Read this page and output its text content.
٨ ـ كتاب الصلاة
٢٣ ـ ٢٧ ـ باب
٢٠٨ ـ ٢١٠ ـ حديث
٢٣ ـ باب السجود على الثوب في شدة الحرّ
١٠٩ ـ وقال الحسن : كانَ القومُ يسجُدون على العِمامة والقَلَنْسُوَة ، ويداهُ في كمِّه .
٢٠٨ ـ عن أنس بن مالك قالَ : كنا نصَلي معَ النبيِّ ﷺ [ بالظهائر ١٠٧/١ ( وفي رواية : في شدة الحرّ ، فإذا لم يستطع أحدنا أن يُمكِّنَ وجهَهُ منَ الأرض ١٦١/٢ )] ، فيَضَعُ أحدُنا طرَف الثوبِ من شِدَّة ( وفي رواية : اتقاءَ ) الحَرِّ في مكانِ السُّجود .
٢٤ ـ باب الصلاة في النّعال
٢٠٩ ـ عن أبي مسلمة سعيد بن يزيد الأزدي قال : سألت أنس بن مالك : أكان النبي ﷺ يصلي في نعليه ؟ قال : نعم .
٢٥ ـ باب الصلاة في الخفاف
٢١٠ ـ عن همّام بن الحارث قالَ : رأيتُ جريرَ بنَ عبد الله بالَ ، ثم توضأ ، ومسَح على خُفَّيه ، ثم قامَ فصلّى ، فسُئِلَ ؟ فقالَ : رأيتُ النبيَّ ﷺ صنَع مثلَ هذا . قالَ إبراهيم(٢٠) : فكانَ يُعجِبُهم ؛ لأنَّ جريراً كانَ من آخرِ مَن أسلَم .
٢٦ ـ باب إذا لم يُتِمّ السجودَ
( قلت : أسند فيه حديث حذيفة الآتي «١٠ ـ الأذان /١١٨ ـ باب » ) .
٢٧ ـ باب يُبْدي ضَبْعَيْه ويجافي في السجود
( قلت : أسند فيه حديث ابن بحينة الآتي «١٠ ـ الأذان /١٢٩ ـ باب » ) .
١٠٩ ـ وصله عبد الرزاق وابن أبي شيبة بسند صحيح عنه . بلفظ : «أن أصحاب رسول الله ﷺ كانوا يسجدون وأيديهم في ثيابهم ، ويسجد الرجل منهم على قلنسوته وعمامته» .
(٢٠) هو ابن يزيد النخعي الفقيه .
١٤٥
══════════════════════════════
WHAT THE TASK REQUIRES -> Find the word "الآتي" in the entries, and copy every line it shows up in.

ANSWER TO THIS TASK ->
( قلت : أسند فيه حديث حذيفة الآتي «١٠ ـ الأذان /١١٨ ـ باب » ) .
( قلت : أسند فيه حديث ابن بحينة الآتي «١٠ ـ الأذان /١٢٩ ـ باب » ) .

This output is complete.